___ Given entries ___

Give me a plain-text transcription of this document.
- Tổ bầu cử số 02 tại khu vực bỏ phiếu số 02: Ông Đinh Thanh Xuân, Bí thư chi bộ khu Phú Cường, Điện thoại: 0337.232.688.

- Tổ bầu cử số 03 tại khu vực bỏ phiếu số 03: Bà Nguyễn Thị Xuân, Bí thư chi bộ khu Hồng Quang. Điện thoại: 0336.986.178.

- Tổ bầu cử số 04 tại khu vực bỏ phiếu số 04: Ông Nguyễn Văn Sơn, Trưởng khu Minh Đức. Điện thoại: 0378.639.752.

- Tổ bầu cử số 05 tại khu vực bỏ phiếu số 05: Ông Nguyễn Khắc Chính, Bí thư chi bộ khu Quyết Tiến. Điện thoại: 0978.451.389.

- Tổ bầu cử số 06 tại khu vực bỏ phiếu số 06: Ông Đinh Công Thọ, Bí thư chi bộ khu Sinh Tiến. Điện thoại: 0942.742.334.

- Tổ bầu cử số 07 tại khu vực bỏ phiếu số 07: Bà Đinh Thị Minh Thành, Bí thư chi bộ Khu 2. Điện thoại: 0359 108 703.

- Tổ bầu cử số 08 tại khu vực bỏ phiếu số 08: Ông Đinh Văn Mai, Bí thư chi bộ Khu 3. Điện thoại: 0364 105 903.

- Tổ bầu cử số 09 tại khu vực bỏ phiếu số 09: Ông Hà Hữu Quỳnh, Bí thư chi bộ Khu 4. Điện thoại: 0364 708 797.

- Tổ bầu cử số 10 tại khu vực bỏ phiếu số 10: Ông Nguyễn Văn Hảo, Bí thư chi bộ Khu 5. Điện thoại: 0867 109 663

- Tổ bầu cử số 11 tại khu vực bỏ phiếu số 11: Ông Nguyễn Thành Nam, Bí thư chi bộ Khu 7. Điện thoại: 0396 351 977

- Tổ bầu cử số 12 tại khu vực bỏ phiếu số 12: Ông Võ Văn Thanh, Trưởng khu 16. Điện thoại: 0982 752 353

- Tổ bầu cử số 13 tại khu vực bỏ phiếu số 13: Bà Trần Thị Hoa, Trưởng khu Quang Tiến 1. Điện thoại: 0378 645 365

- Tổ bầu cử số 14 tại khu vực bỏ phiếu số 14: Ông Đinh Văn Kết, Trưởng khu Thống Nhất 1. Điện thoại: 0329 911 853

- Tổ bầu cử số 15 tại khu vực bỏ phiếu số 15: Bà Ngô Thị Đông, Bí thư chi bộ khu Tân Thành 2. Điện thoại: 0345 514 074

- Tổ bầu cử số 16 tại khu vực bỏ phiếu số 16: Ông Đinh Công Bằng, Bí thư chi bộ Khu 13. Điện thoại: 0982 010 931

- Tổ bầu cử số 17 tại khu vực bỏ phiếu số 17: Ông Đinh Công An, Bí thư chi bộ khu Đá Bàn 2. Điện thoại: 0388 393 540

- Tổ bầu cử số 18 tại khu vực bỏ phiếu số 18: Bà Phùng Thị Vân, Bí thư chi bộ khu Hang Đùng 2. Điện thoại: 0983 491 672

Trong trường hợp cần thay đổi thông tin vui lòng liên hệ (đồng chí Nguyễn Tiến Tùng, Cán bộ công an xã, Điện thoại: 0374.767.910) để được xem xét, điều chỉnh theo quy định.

___

Take the entries above and copy them out exactly.

Give me a plain-text transcription of this document.
- Tổ bầu cử số 02 tại khu vực bỏ phiếu số 02: Ông Đinh Thanh Xuân, Bí thư chi bộ khu Phú Cường, Điện thoại: 0337.232.688.

- Tổ bầu cử số 03 tại khu vực bỏ phiếu số 03: Bà Nguyễn Thị Xuân, Bí thư chi bộ khu Hồng Quang. Điện thoại: 0336.986.178.

- Tổ bầu cử số 04 tại khu vực bỏ phiếu số 04: Ông Nguyễn Văn Sơn, Trưởng khu Minh Đức. Điện thoại: 0378.639.752.

- Tổ bầu cử số 05 tại khu vực bỏ phiếu số 05: Ông Nguyễn Khắc Chính, Bí thư chi bộ khu Quyết Tiến. Điện thoại: 0978.451.389.

- Tổ bầu cử số 06 tại khu vực bỏ phiếu số 06: Ông Đinh Công Thọ, Bí thư chi bộ khu Sinh Tiến. Điện thoại: 0942.742.334.

- Tổ bầu cử số 07 tại khu vực bỏ phiếu số 07: Bà Đinh Thị Minh Thành, Bí thư chi bộ Khu 2. Điện thoại: 0359 108 703.

- Tổ bầu cử số 08 tại khu vực bỏ phiếu số 08: Ông Đinh Văn Mai, Bí thư chi bộ Khu 3. Điện thoại: 0364 105 903.

- Tổ bầu cử số 09 tại khu vực bỏ phiếu số 09: Ông Hà Hữu Quỳnh, Bí thư chi bộ Khu 4. Điện thoại: 0364 708 797.

- Tổ bầu cử số 10 tại khu vực bỏ phiếu số 10: Ông Nguyễn Văn Hảo, Bí thư chi bộ Khu 5. Điện thoại: 0867 109 663

- Tổ bầu cử số 11 tại khu vực bỏ phiếu số 11: Ông Nguyễn Thành Nam, Bí thư chi bộ Khu 7. Điện thoại: 0396 351 977

- Tổ bầu cử số 12 tại khu vực bỏ phiếu số 12: Ông Võ Văn Thanh, Trưởng khu 16. Điện thoại: 0982 752 353

- Tổ bầu cử số 13 tại khu vực bỏ phiếu số 13: Bà Trần Thị Hoa, Trưởng khu Quang Tiến 1. Điện thoại: 0378 645 365

- Tổ bầu cử số 14 tại khu vực bỏ phiếu số 14: Ông Đinh Văn Kết, Trưởng khu Thống Nhất 1. Điện thoại: 0329 911 853

- Tổ bầu cử số 15 tại khu vực bỏ phiếu số 15: Bà Ngô Thị Đông, Bí thư chi bộ khu Tân Thành 2. Điện thoại: 0345 514 074

- Tổ bầu cử số 16 tại khu vực bỏ phiếu số 16: Ông Đinh Công Bằng, Bí thư chi bộ Khu 13. Điện thoại: 0982 010 931

- Tổ bầu cử số 17 tại khu vực bỏ phiếu số 17: Ông Đinh Công An, Bí thư chi bộ khu Đá Bàn 2. Điện thoại: 0388 393 540

- Tổ bầu cử số 18 tại khu vực bỏ phiếu số 18: Bà Phùng Thị Vân, Bí thư chi bộ khu Hang Đùng 2. Điện thoại: 0983 491 672

Trong trường hợp cần thay đổi thông tin vui lòng liên hệ (đồng chí Nguyễn Tiến Tùng, Cán bộ công an xã, Điện thoại: 0374.767.910) để được xem xét, điều chỉnh theo quy định.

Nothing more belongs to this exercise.